== PROBLEM TO WORK ON ==
Count the lines below that include "Receptor". Only the number should be given.

——————

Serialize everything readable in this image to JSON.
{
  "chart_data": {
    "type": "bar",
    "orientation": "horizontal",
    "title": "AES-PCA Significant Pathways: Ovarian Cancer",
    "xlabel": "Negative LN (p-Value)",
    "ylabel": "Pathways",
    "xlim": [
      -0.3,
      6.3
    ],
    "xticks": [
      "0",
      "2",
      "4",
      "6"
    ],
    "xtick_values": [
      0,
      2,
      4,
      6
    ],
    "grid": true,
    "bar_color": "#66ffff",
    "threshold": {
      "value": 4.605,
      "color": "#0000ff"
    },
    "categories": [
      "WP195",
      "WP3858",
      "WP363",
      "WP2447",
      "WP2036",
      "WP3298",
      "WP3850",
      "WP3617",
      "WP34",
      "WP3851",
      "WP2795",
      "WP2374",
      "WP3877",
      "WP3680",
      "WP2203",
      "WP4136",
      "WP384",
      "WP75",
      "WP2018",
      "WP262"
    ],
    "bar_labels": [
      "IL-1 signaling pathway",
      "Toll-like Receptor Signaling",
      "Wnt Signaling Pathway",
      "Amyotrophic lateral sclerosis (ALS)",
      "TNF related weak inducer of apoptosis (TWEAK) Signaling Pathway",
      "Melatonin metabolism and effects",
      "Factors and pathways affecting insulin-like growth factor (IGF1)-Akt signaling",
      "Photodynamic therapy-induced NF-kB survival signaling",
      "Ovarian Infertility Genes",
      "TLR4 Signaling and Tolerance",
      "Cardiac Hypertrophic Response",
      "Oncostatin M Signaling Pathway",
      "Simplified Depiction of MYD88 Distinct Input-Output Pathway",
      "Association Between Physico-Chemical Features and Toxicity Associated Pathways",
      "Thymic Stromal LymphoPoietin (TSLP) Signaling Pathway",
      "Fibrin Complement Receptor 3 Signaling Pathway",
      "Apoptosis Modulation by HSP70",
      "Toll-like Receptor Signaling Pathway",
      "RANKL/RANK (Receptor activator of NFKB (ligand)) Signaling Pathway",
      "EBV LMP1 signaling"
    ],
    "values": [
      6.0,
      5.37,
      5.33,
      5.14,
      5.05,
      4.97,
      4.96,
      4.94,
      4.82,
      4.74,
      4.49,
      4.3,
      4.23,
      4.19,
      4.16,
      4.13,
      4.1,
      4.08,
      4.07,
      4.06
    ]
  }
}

——————

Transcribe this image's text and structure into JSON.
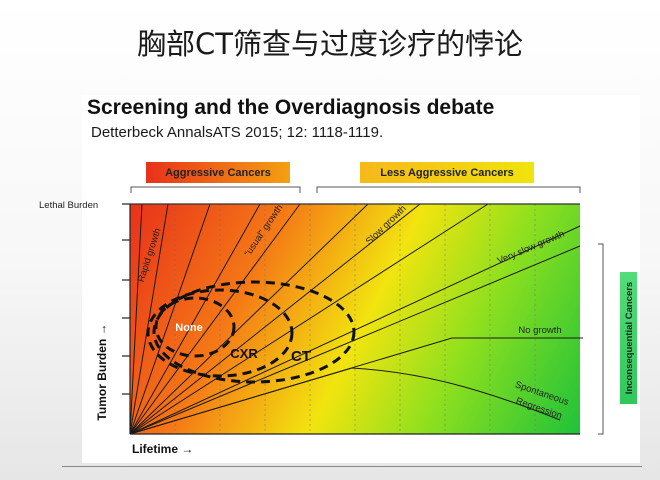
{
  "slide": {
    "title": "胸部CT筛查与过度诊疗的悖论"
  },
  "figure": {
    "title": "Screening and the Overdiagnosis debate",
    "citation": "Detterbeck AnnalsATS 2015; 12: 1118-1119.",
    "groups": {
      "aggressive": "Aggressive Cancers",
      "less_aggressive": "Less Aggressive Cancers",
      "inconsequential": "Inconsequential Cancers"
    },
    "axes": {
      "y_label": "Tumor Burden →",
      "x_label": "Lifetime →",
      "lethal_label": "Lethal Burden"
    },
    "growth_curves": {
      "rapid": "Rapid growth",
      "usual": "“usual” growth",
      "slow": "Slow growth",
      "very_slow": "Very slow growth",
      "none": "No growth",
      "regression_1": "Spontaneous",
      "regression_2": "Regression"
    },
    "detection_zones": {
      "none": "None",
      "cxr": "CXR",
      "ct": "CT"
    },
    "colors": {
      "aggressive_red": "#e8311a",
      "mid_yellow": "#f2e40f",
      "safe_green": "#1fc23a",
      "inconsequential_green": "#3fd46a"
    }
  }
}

——————

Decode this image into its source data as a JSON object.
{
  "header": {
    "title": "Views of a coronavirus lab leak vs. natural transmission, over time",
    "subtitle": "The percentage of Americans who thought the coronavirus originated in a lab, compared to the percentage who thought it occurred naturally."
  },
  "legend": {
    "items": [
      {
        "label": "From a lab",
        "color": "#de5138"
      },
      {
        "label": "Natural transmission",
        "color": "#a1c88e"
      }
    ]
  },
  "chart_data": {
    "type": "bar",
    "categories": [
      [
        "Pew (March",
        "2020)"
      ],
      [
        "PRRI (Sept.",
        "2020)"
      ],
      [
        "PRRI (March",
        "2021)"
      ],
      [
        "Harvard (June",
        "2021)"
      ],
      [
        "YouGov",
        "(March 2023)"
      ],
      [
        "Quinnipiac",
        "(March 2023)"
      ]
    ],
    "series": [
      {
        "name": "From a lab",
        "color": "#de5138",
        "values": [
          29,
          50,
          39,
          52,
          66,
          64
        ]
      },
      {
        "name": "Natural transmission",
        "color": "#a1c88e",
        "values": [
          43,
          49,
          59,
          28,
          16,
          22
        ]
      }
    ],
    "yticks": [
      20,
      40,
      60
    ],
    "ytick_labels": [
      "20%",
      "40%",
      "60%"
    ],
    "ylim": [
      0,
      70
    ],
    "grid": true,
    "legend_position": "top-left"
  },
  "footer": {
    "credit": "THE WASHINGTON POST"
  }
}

——————

== SOLUTION FOR THIS TASK ==
4